_Objective_. Provide only the number of lines in the listing that contain the string "sistema".

- - -

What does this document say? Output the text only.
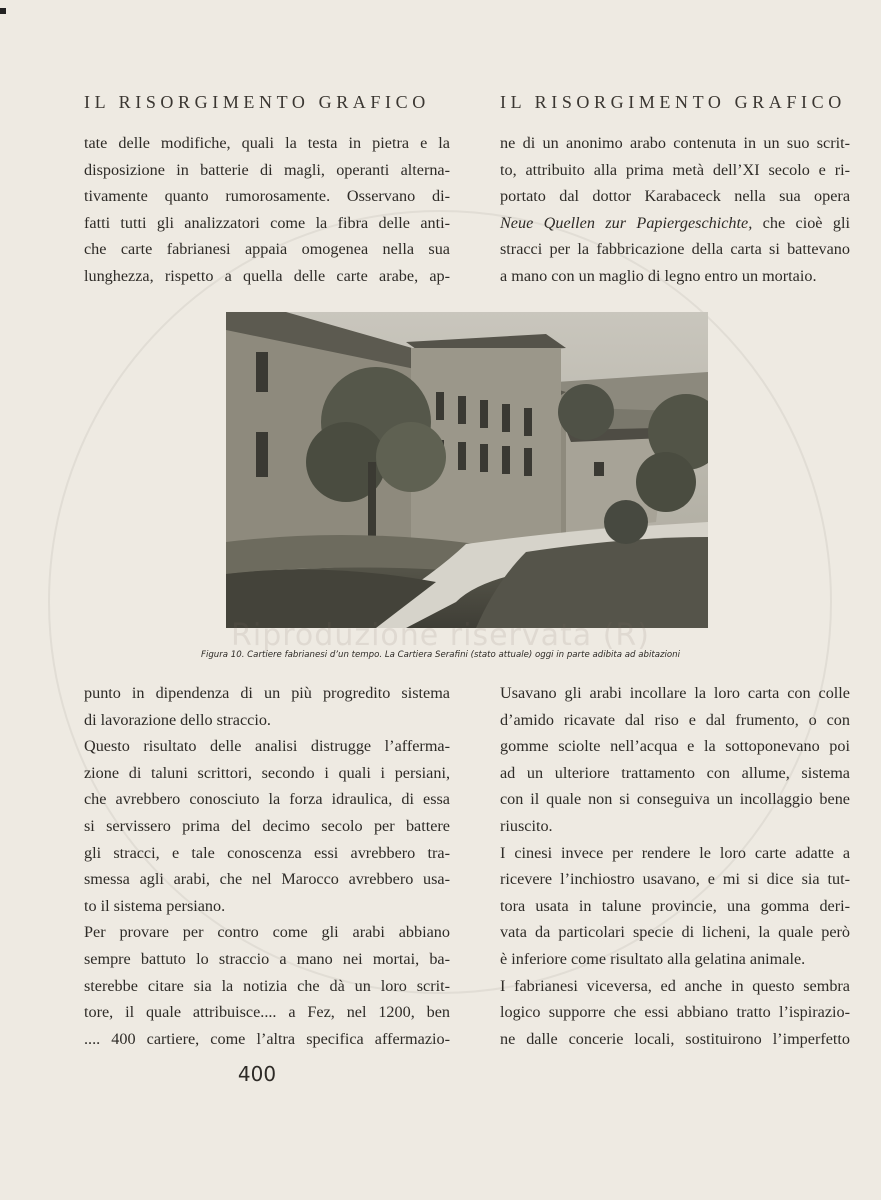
IL RISORGIMENTO GRAFICO	IL RISORGIMENTO GRAFICO

tate delle modifiche, quali la testa in pietra e la

disposizione in batterie di magli, operanti alterna-

tivamente quanto rumorosamente. Osservano di-

fatti tutti gli analizzatori come la fibra delle anti-

che carte fabrianesi appaia omogenea nella sua

lunghezza, rispetto a quella delle carte arabe, ap-

ne di un anonimo arabo contenuta in un suo scrit-

to, attribuito alla prima metà dell’XI secolo e ri-

portato dal dottor Karabaceck nella sua opera

Neue Quellen zur Papiergeschichte, che cioè gli

stracci per la fabbricazione della carta si battevano

a mano con un maglio di legno entro un mortaio.

Figura 10. Cartiere fabrianesi d’un tempo. La Cartiera Serafini (stato attuale) oggi in parte adibita ad abitazioni
Riproduzione riservata (R)

punto in dipendenza di un più progredito sistema

di lavorazione dello straccio.

Questo risultato delle analisi distrugge l’afferma-

zione di taluni scrittori, secondo i quali i persiani,

che avrebbero conosciuto la forza idraulica, di essa

si servissero prima del decimo secolo per battere

gli stracci, e tale conoscenza essi avrebbero tra-

smessa agli arabi, che nel Marocco avrebbero usa-

to il sistema persiano.

Per provare per contro come gli arabi abbiano

sempre battuto lo straccio a mano nei mortai, ba-

sterebbe citare sia la notizia che dà un loro scrit-

tore, il quale attribuisce.... a Fez, nel 1200, ben

.... 400 cartiere, come l’altra specifica affermazio-

Usavano gli arabi incollare la loro carta con colle

d’amido ricavate dal riso e dal frumento, o con

gomme sciolte nell’acqua e la sottoponevano poi

ad un ulteriore trattamento con allume, sistema

con il quale non si conseguiva un incollaggio bene

riuscito.

I cinesi invece per rendere le loro carte adatte a

ricevere l’inchiostro usavano, e mi si dice sia tut-

tora usata in talune provincie, una gomma deri-

vata da particolari specie di licheni, la quale però

è inferiore come risultato alla gelatina animale.

I fabrianesi viceversa, ed anche in questo sembra

logico supporre che essi abbiano tratto l’ispirazio-

ne dalle concerie locali, sostituirono l’imperfetto

400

- - -

_The output_. 3